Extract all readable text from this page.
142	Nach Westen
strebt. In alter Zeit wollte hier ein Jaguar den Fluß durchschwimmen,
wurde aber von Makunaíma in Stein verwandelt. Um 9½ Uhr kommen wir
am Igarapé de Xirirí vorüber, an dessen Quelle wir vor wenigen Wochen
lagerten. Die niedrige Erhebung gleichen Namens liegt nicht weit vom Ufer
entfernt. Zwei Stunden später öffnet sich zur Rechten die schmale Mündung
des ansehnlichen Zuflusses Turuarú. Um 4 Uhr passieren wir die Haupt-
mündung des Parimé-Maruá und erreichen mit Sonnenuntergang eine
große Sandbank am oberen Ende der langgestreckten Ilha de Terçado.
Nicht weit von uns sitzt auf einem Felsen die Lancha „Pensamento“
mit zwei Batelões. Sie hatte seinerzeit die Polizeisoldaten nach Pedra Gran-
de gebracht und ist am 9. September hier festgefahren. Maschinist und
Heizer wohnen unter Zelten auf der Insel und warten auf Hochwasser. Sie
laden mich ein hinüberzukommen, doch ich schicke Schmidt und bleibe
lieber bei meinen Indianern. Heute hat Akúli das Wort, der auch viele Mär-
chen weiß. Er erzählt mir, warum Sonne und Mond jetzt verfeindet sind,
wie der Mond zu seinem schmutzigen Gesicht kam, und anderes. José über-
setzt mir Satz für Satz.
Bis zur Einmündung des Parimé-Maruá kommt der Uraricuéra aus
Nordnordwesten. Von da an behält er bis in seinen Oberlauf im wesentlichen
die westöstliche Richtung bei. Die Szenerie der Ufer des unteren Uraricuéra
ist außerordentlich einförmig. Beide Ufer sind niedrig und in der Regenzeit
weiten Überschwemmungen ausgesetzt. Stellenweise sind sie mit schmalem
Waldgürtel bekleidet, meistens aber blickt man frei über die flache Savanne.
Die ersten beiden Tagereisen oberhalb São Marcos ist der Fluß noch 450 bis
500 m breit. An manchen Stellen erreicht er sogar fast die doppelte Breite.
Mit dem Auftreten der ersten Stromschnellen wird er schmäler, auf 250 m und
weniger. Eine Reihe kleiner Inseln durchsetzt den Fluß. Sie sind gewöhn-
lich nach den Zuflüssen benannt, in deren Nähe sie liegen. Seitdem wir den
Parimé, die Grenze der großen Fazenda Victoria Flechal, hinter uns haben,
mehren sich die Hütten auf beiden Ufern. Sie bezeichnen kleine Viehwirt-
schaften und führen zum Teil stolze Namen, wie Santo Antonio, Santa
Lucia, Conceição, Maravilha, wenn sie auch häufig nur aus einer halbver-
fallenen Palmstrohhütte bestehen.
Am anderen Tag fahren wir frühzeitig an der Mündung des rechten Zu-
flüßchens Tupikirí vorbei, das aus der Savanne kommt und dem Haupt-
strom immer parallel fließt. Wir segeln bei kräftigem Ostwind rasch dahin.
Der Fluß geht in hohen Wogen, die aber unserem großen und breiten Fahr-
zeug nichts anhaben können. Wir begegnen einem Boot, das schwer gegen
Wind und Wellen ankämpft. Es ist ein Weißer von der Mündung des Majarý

##########

◆ WHAT TO DO
Using the material above, gather every line that includes "beiden".

◆ WRITTEN SOLUTION
Die ersten beiden Tagereisen oberhalb São Marcos ist der Fluß noch 450 bis
mehren sich die Hütten auf beiden Ufern. Sie bezeichnen kleine Viehwirt-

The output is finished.